> [AIM OF THE EXERCISE] Give every entry again, unchanged, and leave its images out.
——————————
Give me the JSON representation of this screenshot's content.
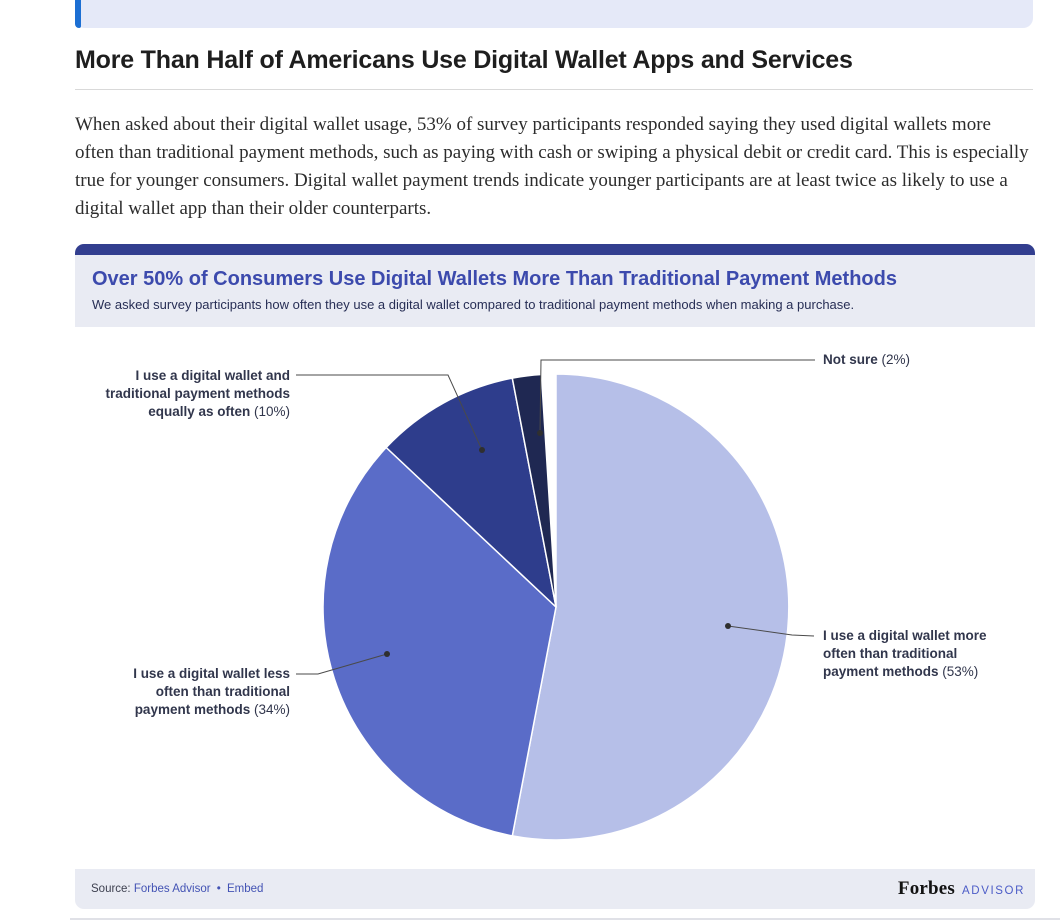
{
  "article": {
    "heading": "More Than Half of Americans Use Digital Wallet Apps and Services",
    "paragraph": "When asked about their digital wallet usage, 53% of survey participants responded saying they used digital wallets more often than traditional payment methods, such as paying with cash or swiping a physical debit or credit card. This is especially true for younger consumers. Digital wallet payment trends indicate younger participants are at least twice as likely to use a digital wallet app than their older counterparts."
  },
  "chart_card": {
    "title": "Over 50% of Consumers Use Digital Wallets More Than Traditional Payment Methods",
    "subtitle": "We asked survey participants how often they use a digital wallet compared to traditional payment methods when making a purchase.",
    "footer": {
      "source_prefix": "Source:",
      "source_link": "Forbes Advisor",
      "separator": "•",
      "embed_link": "Embed",
      "brand": "Forbes",
      "brand_suffix": "ADVISOR"
    },
    "colors": {
      "top_bar": "#323E8F",
      "header_bg": "#E9EBF3",
      "title": "#3C4AAD",
      "callout_accent": "#1C6FD3"
    }
  },
  "chart_data": {
    "type": "pie",
    "title": "Over 50% of Consumers Use Digital Wallets More Than Traditional Payment Methods",
    "subtitle": "We asked survey participants how often they use a digital wallet compared to traditional payment methods when making a purchase.",
    "start_angle_deg": 0,
    "direction": "clockwise",
    "legend_position": "outside-callout-labels",
    "slices": [
      {
        "label": "I use a digital wallet more often than traditional payment methods",
        "label_lines": [
          "I use a digital wallet more",
          "often than traditional",
          "payment methods"
        ],
        "pct_text": "(53%)",
        "value": 53,
        "color": "#B6BFE8"
      },
      {
        "label": "I use a digital wallet less often than traditional payment methods",
        "label_lines": [
          "I use a digital wallet less",
          "often than traditional",
          "payment methods"
        ],
        "pct_text": "(34%)",
        "value": 34,
        "color": "#5A6CC8"
      },
      {
        "label": "I use a digital wallet and traditional payment methods equally as often",
        "label_lines": [
          "I use a digital wallet and",
          "traditional payment methods",
          "equally as often"
        ],
        "pct_text": "(10%)",
        "value": 10,
        "color": "#2E3D8C"
      },
      {
        "label": "Not sure",
        "label_lines": [
          "Not sure"
        ],
        "pct_text": "(2%)",
        "value": 2,
        "color": "#1F2852"
      }
    ]
  }
}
——————————
> [CORRECT RESPONSE]
Give me the JSON representation of this screenshot's content.
{
  "article": {
    "heading": "More Than Half of Americans Use Digital Wallet Apps and Services",
    "paragraph": "When asked about their digital wallet usage, 53% of survey participants responded saying they used digital wallets more often than traditional payment methods, such as paying with cash or swiping a physical debit or credit card. This is especially true for younger consumers. Digital wallet payment trends indicate younger participants are at least twice as likely to use a digital wallet app than their older counterparts."
  },
  "chart_card": {
    "title": "Over 50% of Consumers Use Digital Wallets More Than Traditional Payment Methods",
    "subtitle": "We asked survey participants how often they use a digital wallet compared to traditional payment methods when making a purchase.",
    "footer": {
      "source_prefix": "Source:",
      "source_link": "Forbes Advisor",
      "separator": "•",
      "embed_link": "Embed",
      "brand": "Forbes",
      "brand_suffix": "ADVISOR"
    },
    "colors": {
      "top_bar": "#323E8F",
      "header_bg": "#E9EBF3",
      "title": "#3C4AAD",
      "callout_accent": "#1C6FD3"
    }
  },
  "chart_data": {
    "type": "pie",
    "title": "Over 50% of Consumers Use Digital Wallets More Than Traditional Payment Methods",
    "subtitle": "We asked survey participants how often they use a digital wallet compared to traditional payment methods when making a purchase.",
    "start_angle_deg": 0,
    "direction": "clockwise",
    "legend_position": "outside-callout-labels",
    "slices": [
      {
        "label": "I use a digital wallet more often than traditional payment methods",
        "label_lines": [
          "I use a digital wallet more",
          "often than traditional",
          "payment methods"
        ],
        "pct_text": "(53%)",
        "value": 53,
        "color": "#B6BFE8"
      },
      {
        "label": "I use a digital wallet less often than traditional payment methods",
        "label_lines": [
          "I use a digital wallet less",
          "often than traditional",
          "payment methods"
        ],
        "pct_text": "(34%)",
        "value": 34,
        "color": "#5A6CC8"
      },
      {
        "label": "I use a digital wallet and traditional payment methods equally as often",
        "label_lines": [
          "I use a digital wallet and",
          "traditional payment methods",
          "equally as often"
        ],
        "pct_text": "(10%)",
        "value": 10,
        "color": "#2E3D8C"
      },
      {
        "label": "Not sure",
        "label_lines": [
          "Not sure"
        ],
        "pct_text": "(2%)",
        "value": 2,
        "color": "#1F2852"
      }
    ]
  }
}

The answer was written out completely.